***** Record set

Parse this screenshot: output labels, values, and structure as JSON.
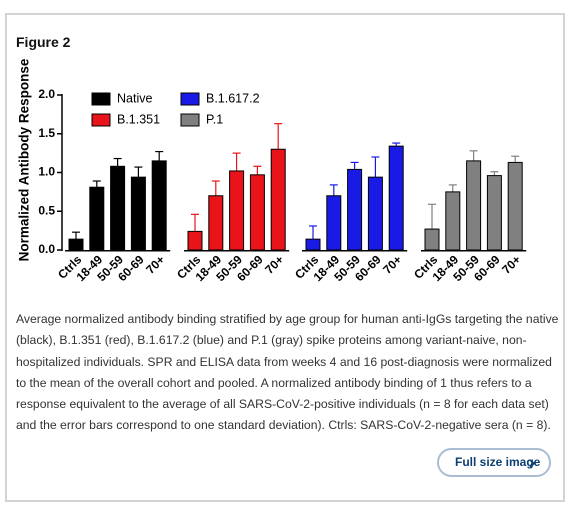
{
  "figure_label": "Figure 2",
  "chart_data": {
    "type": "grouped-bar",
    "y_label": "Normalized Antibody Response",
    "categories": [
      "Ctrls",
      "18-49",
      "50-59",
      "60-69",
      "70+"
    ],
    "ylim": [
      0,
      2.0
    ],
    "yticks": [
      {
        "value": 0,
        "label": "0.0"
      },
      0.5,
      {
        "value": 1,
        "label": "1.0"
      },
      1.5,
      {
        "value": 2,
        "label": "2.0"
      }
    ],
    "series": [
      {
        "name": "Native",
        "color": "#000000",
        "values": [
          0.14,
          0.81,
          1.08,
          0.94,
          1.15
        ],
        "errors": [
          0.09,
          0.08,
          0.1,
          0.13,
          0.12
        ]
      },
      {
        "name": "B.1.351",
        "color": "#e8141a",
        "values": [
          0.24,
          0.7,
          1.02,
          0.97,
          1.3
        ],
        "errors": [
          0.22,
          0.19,
          0.23,
          0.11,
          0.33
        ]
      },
      {
        "name": "B.1.617.2",
        "color": "#1a1ae6",
        "values": [
          0.14,
          0.7,
          1.04,
          0.94,
          1.34
        ],
        "errors": [
          0.17,
          0.14,
          0.09,
          0.26,
          0.04
        ]
      },
      {
        "name": "P.1",
        "color": "#808080",
        "values": [
          0.27,
          0.75,
          1.15,
          0.96,
          1.13
        ],
        "errors": [
          0.32,
          0.09,
          0.13,
          0.05,
          0.08
        ]
      }
    ]
  },
  "caption": "Average normalized antibody binding stratified by age group for human anti-IgGs targeting the native (black), B.1.351 (red), B.1.617.2 (blue) and P.1 (gray) spike proteins among variant-naive, non-hospitalized individuals. SPR and ELISA data from weeks 4 and 16 post-diagnosis were normalized to the mean of the overall cohort and pooled. A normalized antibody binding of 1 thus refers to a response equivalent to the average of all SARS-CoV-2-positive individuals (n = 8 for each data set) and the error bars correspond to one standard deviation). Ctrls: SARS-CoV-2-negative sera (n = 8).",
  "button_label": "Full size image"
}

**********

■ Task item ■
Please give the records above again exactly as they stand, with no pictures.

■ Output ■
Parse this screenshot: output labels, values, and structure as JSON.
{
  "figure_label": "Figure 2",
  "chart_data": {
    "type": "grouped-bar",
    "y_label": "Normalized Antibody Response",
    "categories": [
      "Ctrls",
      "18-49",
      "50-59",
      "60-69",
      "70+"
    ],
    "ylim": [
      0,
      2.0
    ],
    "yticks": [
      {
        "value": 0,
        "label": "0.0"
      },
      0.5,
      {
        "value": 1,
        "label": "1.0"
      },
      1.5,
      {
        "value": 2,
        "label": "2.0"
      }
    ],
    "series": [
      {
        "name": "Native",
        "color": "#000000",
        "values": [
          0.14,
          0.81,
          1.08,
          0.94,
          1.15
        ],
        "errors": [
          0.09,
          0.08,
          0.1,
          0.13,
          0.12
        ]
      },
      {
        "name": "B.1.351",
        "color": "#e8141a",
        "values": [
          0.24,
          0.7,
          1.02,
          0.97,
          1.3
        ],
        "errors": [
          0.22,
          0.19,
          0.23,
          0.11,
          0.33
        ]
      },
      {
        "name": "B.1.617.2",
        "color": "#1a1ae6",
        "values": [
          0.14,
          0.7,
          1.04,
          0.94,
          1.34
        ],
        "errors": [
          0.17,
          0.14,
          0.09,
          0.26,
          0.04
        ]
      },
      {
        "name": "P.1",
        "color": "#808080",
        "values": [
          0.27,
          0.75,
          1.15,
          0.96,
          1.13
        ],
        "errors": [
          0.32,
          0.09,
          0.13,
          0.05,
          0.08
        ]
      }
    ]
  },
  "caption": "Average normalized antibody binding stratified by age group for human anti-IgGs targeting the native (black), B.1.351 (red), B.1.617.2 (blue) and P.1 (gray) spike proteins among variant-naive, non-hospitalized individuals. SPR and ELISA data from weeks 4 and 16 post-diagnosis were normalized to the mean of the overall cohort and pooled. A normalized antibody binding of 1 thus refers to a response equivalent to the average of all SARS-CoV-2-positive individuals (n = 8 for each data set) and the error bars correspond to one standard deviation). Ctrls: SARS-CoV-2-negative sera (n = 8).",
  "button_label": "Full size image"
}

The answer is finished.